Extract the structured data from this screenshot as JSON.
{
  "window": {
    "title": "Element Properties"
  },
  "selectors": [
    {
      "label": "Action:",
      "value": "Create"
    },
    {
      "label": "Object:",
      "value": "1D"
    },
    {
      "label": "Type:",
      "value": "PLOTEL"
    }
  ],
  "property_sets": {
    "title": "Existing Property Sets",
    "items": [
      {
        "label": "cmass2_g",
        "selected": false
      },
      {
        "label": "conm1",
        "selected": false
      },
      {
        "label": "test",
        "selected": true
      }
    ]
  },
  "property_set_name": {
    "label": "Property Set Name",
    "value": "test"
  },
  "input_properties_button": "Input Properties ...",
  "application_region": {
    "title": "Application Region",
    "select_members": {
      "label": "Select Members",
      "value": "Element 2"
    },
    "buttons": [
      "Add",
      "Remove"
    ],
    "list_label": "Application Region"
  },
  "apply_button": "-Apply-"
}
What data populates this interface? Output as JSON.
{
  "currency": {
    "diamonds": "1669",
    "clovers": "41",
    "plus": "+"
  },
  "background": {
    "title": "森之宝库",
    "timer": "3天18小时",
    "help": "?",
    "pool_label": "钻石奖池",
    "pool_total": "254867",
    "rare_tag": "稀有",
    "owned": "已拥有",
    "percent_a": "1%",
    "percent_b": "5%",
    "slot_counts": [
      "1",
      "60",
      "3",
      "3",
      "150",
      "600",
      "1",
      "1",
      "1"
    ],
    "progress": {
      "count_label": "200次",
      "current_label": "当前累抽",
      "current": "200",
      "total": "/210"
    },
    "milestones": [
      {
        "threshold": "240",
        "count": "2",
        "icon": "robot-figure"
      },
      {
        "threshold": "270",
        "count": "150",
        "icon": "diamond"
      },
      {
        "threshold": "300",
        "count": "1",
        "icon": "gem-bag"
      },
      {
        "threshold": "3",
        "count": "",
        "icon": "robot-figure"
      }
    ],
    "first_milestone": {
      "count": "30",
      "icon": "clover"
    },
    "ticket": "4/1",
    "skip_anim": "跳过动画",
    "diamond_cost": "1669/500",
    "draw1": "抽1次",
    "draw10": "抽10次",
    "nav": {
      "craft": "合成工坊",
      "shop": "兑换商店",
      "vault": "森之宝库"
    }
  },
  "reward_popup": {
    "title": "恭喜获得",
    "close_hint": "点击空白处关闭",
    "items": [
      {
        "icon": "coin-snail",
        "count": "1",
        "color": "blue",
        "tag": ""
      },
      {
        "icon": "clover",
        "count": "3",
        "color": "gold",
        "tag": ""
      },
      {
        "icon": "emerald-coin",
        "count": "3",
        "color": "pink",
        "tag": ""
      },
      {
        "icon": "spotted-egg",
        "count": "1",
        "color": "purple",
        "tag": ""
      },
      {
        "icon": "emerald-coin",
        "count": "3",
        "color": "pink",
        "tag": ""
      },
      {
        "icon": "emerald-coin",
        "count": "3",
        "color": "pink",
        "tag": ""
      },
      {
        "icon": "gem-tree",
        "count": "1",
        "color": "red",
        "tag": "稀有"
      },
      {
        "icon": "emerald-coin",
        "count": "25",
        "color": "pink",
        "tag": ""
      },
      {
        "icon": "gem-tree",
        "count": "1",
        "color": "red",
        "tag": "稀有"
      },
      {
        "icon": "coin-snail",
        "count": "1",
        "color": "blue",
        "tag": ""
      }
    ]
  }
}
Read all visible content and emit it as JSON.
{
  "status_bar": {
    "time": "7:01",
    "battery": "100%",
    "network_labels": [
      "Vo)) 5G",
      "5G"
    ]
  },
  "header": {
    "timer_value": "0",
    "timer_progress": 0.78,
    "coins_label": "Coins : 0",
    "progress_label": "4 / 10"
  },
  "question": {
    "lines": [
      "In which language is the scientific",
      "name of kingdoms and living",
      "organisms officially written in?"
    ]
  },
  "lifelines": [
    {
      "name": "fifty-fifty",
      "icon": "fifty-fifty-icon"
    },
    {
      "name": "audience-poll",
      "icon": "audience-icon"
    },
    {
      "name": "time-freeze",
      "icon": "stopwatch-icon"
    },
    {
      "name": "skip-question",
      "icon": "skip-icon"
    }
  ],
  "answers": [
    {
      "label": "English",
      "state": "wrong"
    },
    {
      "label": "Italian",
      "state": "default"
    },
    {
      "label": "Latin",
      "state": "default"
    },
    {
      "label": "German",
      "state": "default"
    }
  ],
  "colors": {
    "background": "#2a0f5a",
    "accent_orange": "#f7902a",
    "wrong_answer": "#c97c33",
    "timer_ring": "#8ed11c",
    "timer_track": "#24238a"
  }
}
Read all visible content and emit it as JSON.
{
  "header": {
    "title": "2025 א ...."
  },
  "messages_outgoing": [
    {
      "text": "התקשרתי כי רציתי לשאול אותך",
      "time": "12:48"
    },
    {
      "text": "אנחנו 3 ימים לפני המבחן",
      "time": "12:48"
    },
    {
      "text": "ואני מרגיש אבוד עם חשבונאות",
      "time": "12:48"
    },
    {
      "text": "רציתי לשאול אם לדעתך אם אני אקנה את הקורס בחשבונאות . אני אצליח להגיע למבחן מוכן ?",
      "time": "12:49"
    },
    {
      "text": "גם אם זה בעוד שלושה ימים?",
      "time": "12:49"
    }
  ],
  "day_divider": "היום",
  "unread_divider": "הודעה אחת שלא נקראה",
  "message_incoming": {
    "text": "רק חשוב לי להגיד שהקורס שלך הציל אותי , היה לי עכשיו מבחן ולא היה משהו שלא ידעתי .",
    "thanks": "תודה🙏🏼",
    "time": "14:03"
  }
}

- - - - - - -

=== DESCRIPTION OF THE TASK ===
Gather every line containing the word "title" and copy it.

=== RESPONSE TO THIS TASK ===
    "title": "Element Properties"
    "title": "Existing Property Sets",
    "title": "Application Region",
    "title": "森之宝库",
    "title": "恭喜获得",
    "title": "2025 א ...."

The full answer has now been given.